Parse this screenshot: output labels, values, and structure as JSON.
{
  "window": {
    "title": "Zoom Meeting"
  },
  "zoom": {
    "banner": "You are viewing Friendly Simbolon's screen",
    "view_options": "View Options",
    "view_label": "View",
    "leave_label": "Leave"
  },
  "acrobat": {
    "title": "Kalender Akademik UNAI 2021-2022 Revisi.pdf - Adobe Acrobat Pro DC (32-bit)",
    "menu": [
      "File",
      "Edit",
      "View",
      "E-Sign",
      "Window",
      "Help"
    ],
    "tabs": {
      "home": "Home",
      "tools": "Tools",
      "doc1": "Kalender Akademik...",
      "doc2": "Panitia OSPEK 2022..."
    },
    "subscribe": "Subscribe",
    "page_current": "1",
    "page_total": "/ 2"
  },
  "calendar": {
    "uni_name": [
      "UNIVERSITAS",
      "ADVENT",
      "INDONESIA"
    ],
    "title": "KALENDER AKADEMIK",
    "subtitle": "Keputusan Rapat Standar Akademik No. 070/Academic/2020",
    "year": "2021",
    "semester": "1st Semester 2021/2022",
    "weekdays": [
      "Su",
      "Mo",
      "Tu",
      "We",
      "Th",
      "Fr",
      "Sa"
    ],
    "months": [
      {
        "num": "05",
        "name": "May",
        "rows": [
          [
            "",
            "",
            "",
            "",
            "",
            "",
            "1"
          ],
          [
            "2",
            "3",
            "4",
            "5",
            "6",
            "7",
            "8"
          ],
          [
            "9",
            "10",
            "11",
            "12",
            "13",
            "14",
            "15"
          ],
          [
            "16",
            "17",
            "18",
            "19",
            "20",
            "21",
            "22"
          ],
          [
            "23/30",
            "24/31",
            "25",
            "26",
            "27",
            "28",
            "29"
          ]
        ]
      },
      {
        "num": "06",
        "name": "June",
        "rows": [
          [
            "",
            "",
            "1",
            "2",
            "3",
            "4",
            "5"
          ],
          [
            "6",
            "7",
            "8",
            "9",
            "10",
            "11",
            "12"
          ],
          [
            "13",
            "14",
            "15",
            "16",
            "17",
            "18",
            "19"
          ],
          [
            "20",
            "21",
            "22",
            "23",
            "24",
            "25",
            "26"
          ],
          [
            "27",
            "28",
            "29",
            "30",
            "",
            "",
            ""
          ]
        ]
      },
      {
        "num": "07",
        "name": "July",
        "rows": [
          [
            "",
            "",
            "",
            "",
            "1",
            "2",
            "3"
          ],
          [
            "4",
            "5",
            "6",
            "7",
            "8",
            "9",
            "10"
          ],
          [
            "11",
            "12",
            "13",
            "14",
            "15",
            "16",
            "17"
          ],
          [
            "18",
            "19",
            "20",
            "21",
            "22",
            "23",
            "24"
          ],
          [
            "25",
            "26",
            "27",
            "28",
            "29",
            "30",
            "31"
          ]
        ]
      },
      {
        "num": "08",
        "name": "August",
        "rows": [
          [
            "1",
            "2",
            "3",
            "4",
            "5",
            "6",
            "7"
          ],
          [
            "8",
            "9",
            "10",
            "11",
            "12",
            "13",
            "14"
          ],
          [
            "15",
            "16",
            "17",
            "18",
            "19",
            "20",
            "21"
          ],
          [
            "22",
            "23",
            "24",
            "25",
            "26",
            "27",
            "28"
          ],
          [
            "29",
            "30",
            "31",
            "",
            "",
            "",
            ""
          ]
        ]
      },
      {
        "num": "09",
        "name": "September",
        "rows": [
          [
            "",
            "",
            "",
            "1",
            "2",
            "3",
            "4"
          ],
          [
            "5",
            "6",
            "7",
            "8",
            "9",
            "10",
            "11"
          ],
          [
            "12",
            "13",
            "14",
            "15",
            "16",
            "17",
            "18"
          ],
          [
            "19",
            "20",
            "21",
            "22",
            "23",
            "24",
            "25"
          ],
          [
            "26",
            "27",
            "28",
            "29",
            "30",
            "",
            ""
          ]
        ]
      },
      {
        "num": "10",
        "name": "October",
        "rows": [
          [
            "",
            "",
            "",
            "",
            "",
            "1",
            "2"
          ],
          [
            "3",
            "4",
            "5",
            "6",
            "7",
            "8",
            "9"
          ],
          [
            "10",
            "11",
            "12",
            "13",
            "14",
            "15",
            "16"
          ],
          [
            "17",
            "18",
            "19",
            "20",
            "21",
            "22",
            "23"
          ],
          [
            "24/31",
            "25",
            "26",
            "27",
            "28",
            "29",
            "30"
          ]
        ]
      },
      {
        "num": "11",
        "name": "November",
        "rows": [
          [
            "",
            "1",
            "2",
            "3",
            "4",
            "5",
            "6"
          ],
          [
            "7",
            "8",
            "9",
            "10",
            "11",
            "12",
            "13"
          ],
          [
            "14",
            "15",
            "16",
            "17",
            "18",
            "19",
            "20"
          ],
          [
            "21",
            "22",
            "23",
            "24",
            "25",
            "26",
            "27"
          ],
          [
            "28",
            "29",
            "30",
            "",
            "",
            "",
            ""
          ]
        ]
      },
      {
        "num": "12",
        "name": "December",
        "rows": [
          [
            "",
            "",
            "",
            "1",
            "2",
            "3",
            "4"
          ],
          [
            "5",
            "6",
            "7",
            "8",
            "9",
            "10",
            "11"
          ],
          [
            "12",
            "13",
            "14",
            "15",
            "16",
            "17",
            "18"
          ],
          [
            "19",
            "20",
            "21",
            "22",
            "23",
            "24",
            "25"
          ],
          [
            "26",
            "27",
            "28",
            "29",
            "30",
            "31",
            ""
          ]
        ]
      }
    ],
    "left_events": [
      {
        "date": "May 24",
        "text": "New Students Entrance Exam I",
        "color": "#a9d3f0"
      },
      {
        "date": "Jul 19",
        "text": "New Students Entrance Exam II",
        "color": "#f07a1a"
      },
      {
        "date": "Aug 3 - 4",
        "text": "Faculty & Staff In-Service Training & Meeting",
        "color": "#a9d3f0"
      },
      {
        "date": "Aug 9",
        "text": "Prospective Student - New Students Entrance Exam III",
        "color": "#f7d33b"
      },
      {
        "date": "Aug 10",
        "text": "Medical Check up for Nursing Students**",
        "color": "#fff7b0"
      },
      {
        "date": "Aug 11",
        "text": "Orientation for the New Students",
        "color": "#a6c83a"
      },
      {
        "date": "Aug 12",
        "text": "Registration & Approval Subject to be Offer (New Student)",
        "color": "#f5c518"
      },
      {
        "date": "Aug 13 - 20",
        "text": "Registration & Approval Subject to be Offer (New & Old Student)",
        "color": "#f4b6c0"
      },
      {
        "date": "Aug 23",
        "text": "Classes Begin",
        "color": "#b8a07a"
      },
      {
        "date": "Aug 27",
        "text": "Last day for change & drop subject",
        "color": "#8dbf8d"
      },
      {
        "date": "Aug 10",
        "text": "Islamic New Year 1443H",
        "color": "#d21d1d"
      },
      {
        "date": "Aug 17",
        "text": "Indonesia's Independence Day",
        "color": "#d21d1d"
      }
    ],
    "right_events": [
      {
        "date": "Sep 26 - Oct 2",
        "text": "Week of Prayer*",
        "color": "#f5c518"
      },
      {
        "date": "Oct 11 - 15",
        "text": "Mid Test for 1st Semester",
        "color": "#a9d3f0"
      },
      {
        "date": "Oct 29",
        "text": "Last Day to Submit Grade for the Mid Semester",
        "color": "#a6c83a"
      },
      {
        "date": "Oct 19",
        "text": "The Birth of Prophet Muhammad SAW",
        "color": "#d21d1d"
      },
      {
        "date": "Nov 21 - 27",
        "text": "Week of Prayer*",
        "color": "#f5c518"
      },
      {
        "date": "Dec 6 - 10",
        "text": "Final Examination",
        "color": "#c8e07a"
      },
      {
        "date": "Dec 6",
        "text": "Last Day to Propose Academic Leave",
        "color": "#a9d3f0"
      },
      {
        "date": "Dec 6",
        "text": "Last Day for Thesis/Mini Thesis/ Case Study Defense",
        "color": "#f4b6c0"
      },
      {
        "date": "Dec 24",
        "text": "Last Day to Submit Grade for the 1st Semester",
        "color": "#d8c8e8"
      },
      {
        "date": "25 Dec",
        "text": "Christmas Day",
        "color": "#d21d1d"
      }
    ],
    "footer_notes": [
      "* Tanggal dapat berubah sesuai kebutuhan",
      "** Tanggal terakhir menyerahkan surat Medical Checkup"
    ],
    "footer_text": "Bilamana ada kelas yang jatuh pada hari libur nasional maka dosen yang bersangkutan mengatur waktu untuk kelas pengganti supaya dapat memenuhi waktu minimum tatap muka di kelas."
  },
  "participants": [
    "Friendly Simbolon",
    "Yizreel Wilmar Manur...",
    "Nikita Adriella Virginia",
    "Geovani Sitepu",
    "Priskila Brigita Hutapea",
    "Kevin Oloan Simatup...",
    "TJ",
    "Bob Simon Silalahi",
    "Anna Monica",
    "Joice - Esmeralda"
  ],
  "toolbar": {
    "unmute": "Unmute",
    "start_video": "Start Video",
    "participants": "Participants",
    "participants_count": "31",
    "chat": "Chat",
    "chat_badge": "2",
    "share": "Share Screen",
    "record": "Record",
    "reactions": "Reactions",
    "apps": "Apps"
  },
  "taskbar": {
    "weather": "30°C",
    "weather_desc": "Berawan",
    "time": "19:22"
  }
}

▶ [Set task] Report how many lines in the records above contain the word "Meeting", giving only the number.

▶ [Result of this exercise] 2